— Begin RECORDED INFORMATION —

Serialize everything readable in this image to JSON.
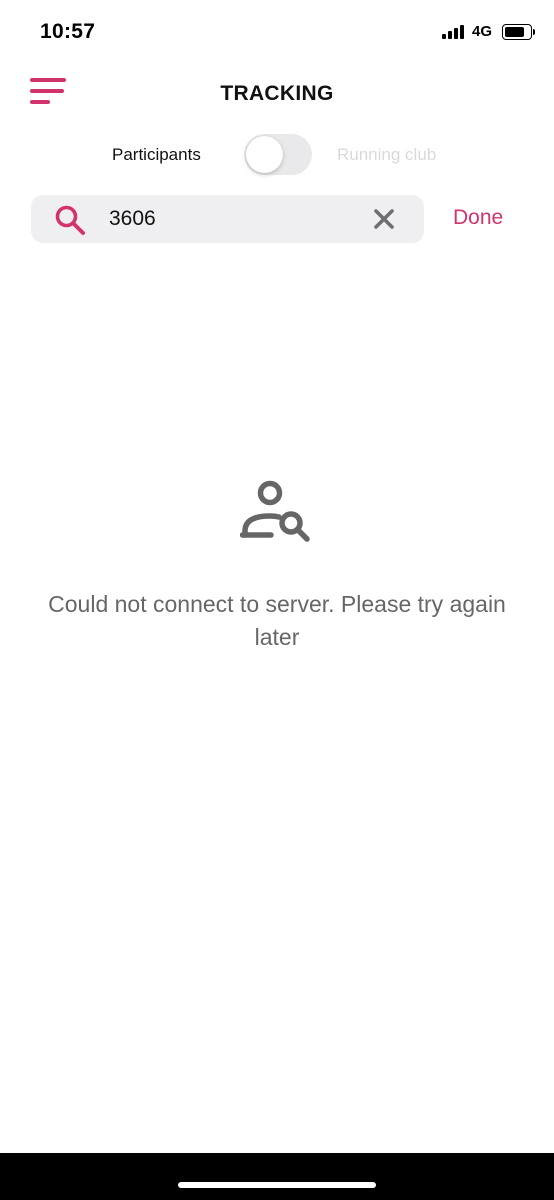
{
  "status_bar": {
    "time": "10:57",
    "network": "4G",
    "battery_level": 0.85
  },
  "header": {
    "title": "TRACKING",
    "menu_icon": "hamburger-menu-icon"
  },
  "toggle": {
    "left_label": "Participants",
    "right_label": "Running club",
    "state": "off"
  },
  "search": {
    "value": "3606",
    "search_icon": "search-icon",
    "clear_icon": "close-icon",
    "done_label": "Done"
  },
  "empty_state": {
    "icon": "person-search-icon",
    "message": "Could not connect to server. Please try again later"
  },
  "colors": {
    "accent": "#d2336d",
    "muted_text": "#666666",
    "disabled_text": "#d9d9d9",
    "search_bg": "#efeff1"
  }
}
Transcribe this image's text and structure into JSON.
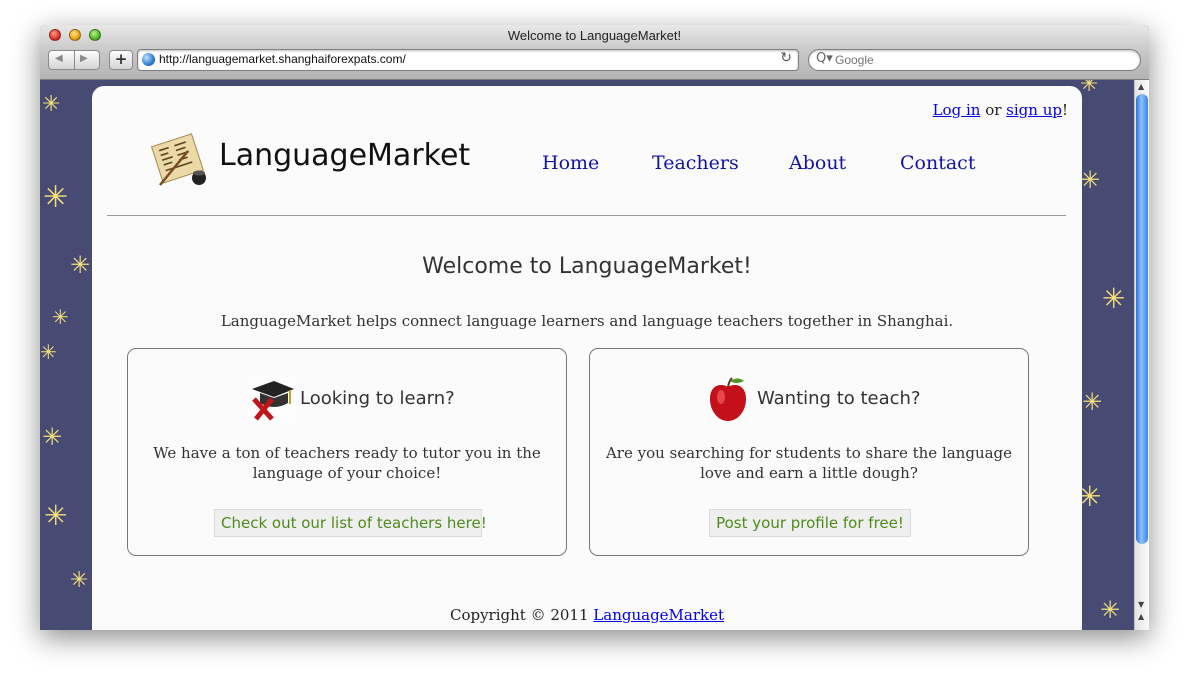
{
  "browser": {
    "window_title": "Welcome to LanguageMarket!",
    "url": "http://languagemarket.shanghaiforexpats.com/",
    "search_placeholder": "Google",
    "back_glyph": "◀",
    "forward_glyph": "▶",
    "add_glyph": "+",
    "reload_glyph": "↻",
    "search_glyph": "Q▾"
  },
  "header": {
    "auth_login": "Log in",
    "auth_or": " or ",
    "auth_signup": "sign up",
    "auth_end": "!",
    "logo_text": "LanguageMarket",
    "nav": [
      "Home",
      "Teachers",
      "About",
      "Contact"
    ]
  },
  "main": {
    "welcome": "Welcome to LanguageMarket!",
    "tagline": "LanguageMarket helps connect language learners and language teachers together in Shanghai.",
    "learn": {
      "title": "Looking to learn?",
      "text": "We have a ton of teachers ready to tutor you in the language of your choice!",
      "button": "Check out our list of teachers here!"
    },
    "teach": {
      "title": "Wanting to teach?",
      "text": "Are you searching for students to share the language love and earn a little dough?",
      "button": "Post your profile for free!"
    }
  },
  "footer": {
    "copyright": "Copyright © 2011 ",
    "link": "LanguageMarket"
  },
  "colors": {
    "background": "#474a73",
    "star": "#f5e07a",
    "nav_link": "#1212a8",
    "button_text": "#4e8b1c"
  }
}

— End RECORDED INFORMATION —

• _DIRECTIONS_: Find each line holding "this". Copy it out.

• _WORKED ANSWER_:
Serialize everything readable in this image to JSON.
Transcribe this image's text and structure into JSON.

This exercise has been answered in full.